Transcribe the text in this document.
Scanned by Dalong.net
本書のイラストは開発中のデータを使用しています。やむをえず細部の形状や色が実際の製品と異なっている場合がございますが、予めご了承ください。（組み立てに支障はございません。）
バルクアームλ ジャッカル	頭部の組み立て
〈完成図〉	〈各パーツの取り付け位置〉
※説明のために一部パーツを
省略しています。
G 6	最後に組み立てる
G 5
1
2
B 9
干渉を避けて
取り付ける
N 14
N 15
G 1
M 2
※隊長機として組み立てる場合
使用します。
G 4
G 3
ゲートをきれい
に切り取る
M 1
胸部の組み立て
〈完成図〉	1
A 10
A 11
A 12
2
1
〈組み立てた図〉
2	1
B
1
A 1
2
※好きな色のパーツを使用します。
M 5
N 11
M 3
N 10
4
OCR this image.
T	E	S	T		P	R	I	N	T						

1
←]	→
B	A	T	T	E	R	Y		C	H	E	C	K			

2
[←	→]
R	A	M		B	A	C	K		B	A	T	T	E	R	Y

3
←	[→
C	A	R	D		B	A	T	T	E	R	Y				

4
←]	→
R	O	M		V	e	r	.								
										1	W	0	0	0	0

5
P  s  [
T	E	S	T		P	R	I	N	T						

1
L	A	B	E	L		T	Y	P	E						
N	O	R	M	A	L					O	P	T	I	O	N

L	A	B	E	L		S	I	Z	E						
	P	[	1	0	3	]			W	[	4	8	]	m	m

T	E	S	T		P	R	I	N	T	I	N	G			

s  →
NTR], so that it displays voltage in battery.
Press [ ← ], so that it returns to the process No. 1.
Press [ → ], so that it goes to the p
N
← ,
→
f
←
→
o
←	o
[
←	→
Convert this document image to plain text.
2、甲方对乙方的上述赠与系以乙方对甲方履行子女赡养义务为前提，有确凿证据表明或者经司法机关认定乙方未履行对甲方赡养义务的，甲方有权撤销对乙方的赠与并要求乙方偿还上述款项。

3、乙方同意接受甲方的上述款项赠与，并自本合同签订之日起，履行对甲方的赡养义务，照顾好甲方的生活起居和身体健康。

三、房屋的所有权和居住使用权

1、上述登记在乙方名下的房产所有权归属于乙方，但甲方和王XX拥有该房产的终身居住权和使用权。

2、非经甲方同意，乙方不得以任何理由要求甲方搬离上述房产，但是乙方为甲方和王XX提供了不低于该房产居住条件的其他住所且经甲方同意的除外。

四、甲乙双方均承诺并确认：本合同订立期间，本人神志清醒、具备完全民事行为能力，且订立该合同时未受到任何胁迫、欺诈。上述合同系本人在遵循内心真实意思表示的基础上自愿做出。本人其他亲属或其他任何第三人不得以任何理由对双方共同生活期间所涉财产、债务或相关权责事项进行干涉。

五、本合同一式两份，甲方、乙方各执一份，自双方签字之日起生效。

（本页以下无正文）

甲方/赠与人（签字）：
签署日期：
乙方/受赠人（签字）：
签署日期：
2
§ §
▸ Goal
Copy each entry exactly, with nothing added or dropped.

▸ Output of the task
Transcribe the text in this document.
Scanned by Dalong.net
本書のイラストは開発中のデータを使用しています。やむをえず細部の形状や色が実際の製品と異なっている場合がございますが、予めご了承ください。（組み立てに支障はございません。）
バルクアームλ ジャッカル	頭部の組み立て
〈完成図〉	〈各パーツの取り付け位置〉
※説明のために一部パーツを
省略しています。
G 6	最後に組み立てる
G 5
1
2
B 9
干渉を避けて
取り付ける
N 14
N 15
G 1
M 2
※隊長機として組み立てる場合
使用します。
G 4
G 3
ゲートをきれい
に切り取る
M 1
胸部の組み立て
〈完成図〉	1
A 10
A 11
A 12
2
1
〈組み立てた図〉
2	1
B
1
A 1
2
※好きな色のパーツを使用します。
M 5
N 11
M 3
N 10
4
OCR this image.
T	E	S	T		P	R	I	N	T						

1
←]	→
B	A	T	T	E	R	Y		C	H	E	C	K			

2
[←	→]
R	A	M		B	A	C	K		B	A	T	T	E	R	Y

3
←	[→
C	A	R	D		B	A	T	T	E	R	Y				

4
←]	→
R	O	M		V	e	r	.								
										1	W	0	0	0	0

5
P  s  [
T	E	S	T		P	R	I	N	T						

1
L	A	B	E	L		T	Y	P	E						
N	O	R	M	A	L					O	P	T	I	O	N

L	A	B	E	L		S	I	Z	E						
	P	[	1	0	3	]			W	[	4	8	]	m	m

T	E	S	T		P	R	I	N	T	I	N	G			

s  →
NTR], so that it displays voltage in battery.
Press [ ← ], so that it returns to the process No. 1.
Press [ → ], so that it goes to the p
N
← ,
→
f
←
→
o
←	o
[
←	→
Convert this document image to plain text.
2、甲方对乙方的上述赠与系以乙方对甲方履行子女赡养义务为前提，有确凿证据表明或者经司法机关认定乙方未履行对甲方赡养义务的，甲方有权撤销对乙方的赠与并要求乙方偿还上述款项。

3、乙方同意接受甲方的上述款项赠与，并自本合同签订之日起，履行对甲方的赡养义务，照顾好甲方的生活起居和身体健康。

三、房屋的所有权和居住使用权

1、上述登记在乙方名下的房产所有权归属于乙方，但甲方和王XX拥有该房产的终身居住权和使用权。

2、非经甲方同意，乙方不得以任何理由要求甲方搬离上述房产，但是乙方为甲方和王XX提供了不低于该房产居住条件的其他住所且经甲方同意的除外。

四、甲乙双方均承诺并确认：本合同订立期间，本人神志清醒、具备完全民事行为能力，且订立该合同时未受到任何胁迫、欺诈。上述合同系本人在遵循内心真实意思表示的基础上自愿做出。本人其他亲属或其他任何第三人不得以任何理由对双方共同生活期间所涉财产、债务或相关权责事项进行干涉。

五、本合同一式两份，甲方、乙方各执一份，自双方签字之日起生效。

（本页以下无正文）

甲方/赠与人（签字）：
签署日期：
乙方/受赠人（签字）：
签署日期：
2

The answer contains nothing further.